Available data
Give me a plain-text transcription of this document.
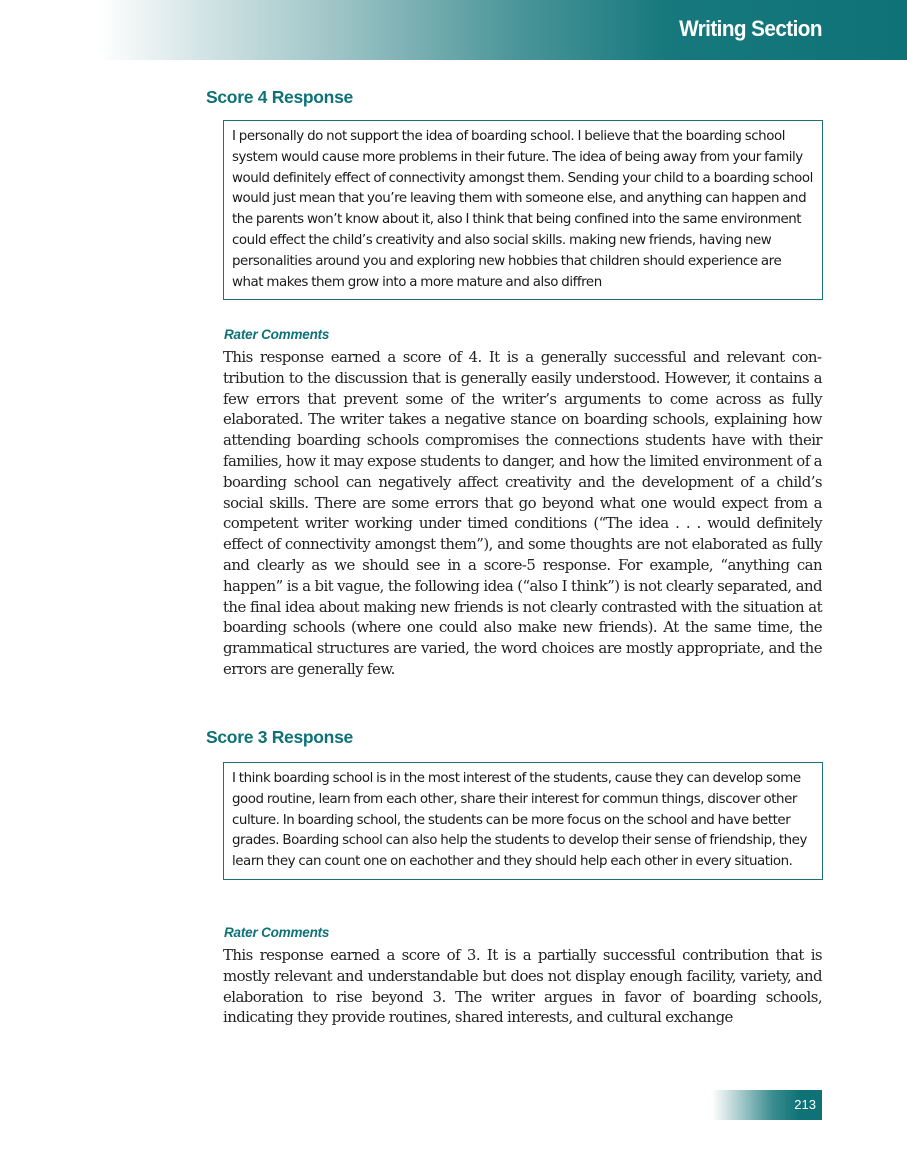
Writing Section
Score 4 Response

I personally do not support the idea of boarding school. I believe that the boarding school system would cause more problems in their future. The idea of being away from your family would definitely effect of connectivity amongst them. Sending your child to a boarding school would just mean that you’re leaving them with someone else, and anything can happen and the parents won’t know about it, also I think that being confined into the same environment could effect the child’s creativity and also social skills. making new friends, having new personalities around you and exploring new hobbies that children should experience are what makes them grow into a more mature and also diffren

Rater Comments

This response earned a score of 4. It is a generally successful and relevant contribution to the discussion that is generally easily understood. However, it contains a few errors that prevent some of the writer’s arguments to come across as fully elaborated. The writer takes a negative stance on boarding schools, explaining how attending boarding schools compromises the connections students have with their families, how it may expose students to danger, and how the limited environment of a boarding school can negatively affect creativity and the development of a child’s social skills. There are some errors that go beyond what one would expect from a competent writer working under timed conditions (“The idea . . . would definitely effect of connectivity amongst them”), and some thoughts are not elaborated as fully and clearly as we should see in a score-5 response. For example, “anything can happen” is a bit vague, the following idea (“also I think”) is not clearly separated, and the final idea about making new friends is not clearly contrasted with the situation at boarding schools (where one could also make new friends). At the same time, the grammatical structures are varied, the word choices are mostly appropriate, and the errors are generally few.

Score 3 Response

I think boarding school is in the most interest of the students, cause they can develop some good routine, learn from each other, share their interest for commun things, discover other culture. In boarding school, the students can be more focus on the school and have better grades. Boarding school can also help the students to develop their sense of friendship, they learn they can count one on eachother and they should help each other in every situation.

Rater Comments

This response earned a score of 3. It is a partially successful contribution that is mostly relevant and understandable but does not display enough facility, variety, and elaboration to rise beyond 3. The writer argues in favor of boarding schools, indicating they provide routines, shared interests, and cultural exchange

213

What is expected
Go through the records and pull out each line that includes the word "successful".

Task answer
This response earned a score of 4. It is a generally successful and relevant contribution to the discussion that is generally easily understood. However, it contains a few errors that prevent some of the writer’s arguments to come across as fully elaborated. The writer takes a negative stance on boarding schools, explaining how attending boarding schools compromises the connections students have with their families, how it may expose students to danger, and how the limited environment of a boarding school can negatively affect creativity and the development of a child’s social skills. There are some errors that go beyond what one would expect from a competent writer working under timed conditions (“The idea . . . would definitely effect of connectivity amongst them”), and some thoughts are not elaborated as fully and clearly as we should see in a score-5 response. For example, “anything can happen” is a bit vague, the following idea (“also I think”) is not clearly separated, and the final idea about making new friends is not clearly contrasted with the situation at boarding schools (where one could also make new friends). At the same time, the grammatical structures are varied, the word choices are mostly appropriate, and the errors are generally few.
This response earned a score of 3. It is a partially successful contribution that is mostly relevant and understandable but does not display enough facility, variety, and elaboration to rise beyond 3. The writer argues in favor of boarding schools, indicating they provide routines, shared interests, and cultural exchange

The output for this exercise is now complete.